◆ **Exercise instructions**
Note how many lines contain "left" and give that number, with nothing else.

◆ **Records shown**

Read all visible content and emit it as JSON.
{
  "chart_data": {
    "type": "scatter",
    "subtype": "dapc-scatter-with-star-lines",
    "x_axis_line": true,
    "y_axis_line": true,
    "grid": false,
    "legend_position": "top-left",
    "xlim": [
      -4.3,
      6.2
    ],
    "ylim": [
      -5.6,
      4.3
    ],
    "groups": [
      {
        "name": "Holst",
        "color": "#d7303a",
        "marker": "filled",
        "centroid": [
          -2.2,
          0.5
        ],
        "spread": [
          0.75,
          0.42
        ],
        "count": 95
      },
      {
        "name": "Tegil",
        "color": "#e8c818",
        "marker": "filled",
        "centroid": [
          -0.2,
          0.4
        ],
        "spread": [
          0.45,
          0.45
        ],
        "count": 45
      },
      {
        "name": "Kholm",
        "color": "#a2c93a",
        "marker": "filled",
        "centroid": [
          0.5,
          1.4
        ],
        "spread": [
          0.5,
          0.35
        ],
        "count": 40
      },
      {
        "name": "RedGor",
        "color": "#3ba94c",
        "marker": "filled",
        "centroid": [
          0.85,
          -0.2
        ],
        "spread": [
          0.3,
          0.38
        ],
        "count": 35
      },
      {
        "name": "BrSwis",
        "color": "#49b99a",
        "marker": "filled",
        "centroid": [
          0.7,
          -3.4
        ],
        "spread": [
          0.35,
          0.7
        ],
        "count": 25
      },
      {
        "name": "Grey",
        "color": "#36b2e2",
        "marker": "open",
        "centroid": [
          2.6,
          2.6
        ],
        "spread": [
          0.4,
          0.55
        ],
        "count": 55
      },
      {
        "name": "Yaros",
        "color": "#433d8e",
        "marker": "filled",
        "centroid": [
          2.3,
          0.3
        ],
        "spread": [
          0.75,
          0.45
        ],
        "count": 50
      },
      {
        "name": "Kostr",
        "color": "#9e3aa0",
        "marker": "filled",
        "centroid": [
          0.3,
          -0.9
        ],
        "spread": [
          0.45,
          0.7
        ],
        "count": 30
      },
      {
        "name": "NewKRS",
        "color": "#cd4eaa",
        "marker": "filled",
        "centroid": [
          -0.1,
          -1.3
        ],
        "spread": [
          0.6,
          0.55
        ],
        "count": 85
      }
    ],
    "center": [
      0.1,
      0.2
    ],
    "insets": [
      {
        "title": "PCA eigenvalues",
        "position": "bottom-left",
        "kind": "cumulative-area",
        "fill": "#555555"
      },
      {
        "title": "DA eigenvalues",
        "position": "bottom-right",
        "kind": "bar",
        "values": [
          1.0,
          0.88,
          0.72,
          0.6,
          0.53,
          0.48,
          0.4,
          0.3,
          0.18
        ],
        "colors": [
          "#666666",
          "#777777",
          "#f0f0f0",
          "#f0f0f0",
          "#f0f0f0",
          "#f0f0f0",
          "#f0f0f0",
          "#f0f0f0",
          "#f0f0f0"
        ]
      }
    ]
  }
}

◆ **Solution to this exercise**
2